Given task: Copy every line from the data below in which the string "rotate" can be found.

Data:
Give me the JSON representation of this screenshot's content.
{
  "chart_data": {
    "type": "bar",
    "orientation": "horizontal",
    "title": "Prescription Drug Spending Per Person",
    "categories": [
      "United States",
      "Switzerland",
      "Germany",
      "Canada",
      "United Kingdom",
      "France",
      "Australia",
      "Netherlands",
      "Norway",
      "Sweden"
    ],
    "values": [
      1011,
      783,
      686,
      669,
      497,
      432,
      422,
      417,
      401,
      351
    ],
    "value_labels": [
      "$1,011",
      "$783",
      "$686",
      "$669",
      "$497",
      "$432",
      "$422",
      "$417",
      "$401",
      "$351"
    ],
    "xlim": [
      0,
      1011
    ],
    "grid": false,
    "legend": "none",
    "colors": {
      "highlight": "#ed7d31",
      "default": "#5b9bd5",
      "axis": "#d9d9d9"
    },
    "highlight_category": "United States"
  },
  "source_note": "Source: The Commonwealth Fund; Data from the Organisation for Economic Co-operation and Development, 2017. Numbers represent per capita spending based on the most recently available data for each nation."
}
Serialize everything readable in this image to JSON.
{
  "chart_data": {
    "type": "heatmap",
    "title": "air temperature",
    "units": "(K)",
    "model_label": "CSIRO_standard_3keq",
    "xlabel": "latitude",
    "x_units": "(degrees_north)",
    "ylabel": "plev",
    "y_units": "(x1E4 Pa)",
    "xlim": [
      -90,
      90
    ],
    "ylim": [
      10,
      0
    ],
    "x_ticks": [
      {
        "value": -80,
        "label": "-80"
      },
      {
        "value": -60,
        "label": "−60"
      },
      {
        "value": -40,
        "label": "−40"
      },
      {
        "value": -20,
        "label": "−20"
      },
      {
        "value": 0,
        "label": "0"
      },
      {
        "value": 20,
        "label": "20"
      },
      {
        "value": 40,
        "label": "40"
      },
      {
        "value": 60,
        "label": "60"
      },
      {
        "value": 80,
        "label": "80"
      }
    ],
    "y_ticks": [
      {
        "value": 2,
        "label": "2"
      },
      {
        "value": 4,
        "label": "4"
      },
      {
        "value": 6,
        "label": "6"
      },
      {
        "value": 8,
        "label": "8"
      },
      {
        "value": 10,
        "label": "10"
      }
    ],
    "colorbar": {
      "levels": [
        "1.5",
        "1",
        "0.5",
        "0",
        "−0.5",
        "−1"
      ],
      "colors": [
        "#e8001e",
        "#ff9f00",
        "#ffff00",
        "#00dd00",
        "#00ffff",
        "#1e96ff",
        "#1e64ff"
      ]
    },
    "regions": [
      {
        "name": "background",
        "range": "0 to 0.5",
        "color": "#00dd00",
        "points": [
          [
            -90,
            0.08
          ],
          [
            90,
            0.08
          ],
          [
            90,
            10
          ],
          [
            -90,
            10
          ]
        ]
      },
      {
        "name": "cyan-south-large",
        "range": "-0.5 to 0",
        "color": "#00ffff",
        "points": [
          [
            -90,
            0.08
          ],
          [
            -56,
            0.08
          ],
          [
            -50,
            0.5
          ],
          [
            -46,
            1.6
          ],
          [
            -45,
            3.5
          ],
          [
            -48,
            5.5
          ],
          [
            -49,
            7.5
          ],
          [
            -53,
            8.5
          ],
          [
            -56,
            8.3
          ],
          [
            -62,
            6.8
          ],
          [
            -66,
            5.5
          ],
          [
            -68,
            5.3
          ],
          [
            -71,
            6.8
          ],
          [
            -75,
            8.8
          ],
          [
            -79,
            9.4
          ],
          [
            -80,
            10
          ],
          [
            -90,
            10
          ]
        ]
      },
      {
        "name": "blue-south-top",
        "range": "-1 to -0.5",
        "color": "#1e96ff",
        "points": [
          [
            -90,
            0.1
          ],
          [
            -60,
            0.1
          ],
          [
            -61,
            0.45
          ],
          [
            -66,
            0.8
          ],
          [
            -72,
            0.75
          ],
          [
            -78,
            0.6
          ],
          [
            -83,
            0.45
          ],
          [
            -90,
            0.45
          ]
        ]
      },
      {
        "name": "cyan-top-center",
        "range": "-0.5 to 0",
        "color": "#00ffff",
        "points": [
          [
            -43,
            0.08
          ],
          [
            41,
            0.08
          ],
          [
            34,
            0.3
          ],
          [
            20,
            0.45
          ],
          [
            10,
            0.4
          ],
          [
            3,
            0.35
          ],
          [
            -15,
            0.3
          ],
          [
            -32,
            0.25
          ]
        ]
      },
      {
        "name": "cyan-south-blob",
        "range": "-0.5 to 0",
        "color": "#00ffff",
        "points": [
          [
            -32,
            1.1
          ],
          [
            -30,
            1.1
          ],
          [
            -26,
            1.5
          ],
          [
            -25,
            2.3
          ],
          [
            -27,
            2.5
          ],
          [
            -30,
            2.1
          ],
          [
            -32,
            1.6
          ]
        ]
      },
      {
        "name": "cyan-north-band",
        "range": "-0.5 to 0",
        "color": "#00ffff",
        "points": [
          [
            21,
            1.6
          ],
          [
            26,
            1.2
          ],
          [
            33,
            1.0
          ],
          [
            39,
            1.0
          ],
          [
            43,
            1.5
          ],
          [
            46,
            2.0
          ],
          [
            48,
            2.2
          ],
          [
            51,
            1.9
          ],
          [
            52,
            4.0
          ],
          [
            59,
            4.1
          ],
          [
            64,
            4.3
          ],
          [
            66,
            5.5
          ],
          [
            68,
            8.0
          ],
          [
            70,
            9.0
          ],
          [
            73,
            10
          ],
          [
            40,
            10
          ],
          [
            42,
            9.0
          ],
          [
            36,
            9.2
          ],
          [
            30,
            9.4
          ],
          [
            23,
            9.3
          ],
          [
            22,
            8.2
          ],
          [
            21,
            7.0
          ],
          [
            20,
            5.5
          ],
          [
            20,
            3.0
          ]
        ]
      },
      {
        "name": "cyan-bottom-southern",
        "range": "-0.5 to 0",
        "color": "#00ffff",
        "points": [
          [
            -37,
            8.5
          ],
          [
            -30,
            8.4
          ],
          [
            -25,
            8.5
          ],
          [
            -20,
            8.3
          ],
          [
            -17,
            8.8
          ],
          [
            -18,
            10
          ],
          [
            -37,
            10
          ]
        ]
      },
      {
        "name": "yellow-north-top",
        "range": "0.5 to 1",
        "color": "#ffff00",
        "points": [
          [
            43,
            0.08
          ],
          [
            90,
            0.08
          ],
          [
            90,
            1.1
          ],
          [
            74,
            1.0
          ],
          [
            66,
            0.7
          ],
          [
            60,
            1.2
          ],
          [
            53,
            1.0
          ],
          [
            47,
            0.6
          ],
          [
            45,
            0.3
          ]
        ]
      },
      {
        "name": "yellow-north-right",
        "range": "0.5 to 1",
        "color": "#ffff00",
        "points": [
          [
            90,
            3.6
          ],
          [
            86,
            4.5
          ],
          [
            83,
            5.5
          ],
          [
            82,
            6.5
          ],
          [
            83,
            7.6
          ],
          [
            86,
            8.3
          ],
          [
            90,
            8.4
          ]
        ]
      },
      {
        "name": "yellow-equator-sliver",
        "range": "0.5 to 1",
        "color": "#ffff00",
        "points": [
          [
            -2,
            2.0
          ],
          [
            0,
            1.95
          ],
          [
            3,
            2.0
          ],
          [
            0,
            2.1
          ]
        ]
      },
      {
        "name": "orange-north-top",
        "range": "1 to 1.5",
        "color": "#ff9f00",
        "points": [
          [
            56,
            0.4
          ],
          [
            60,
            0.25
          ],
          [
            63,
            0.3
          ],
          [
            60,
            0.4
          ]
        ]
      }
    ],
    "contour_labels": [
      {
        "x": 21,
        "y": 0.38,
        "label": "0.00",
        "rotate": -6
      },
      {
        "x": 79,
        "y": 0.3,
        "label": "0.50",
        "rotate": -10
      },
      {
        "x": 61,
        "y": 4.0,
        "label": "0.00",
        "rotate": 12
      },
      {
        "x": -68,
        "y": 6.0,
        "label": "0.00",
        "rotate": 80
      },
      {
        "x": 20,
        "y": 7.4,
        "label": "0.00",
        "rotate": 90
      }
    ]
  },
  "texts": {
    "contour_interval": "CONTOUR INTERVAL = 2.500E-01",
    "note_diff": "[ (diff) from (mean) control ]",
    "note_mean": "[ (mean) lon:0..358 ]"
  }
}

Reply to the task:
        "rotate": -6
        "rotate": -10
        "rotate": 12
        "rotate": 80
        "rotate": 90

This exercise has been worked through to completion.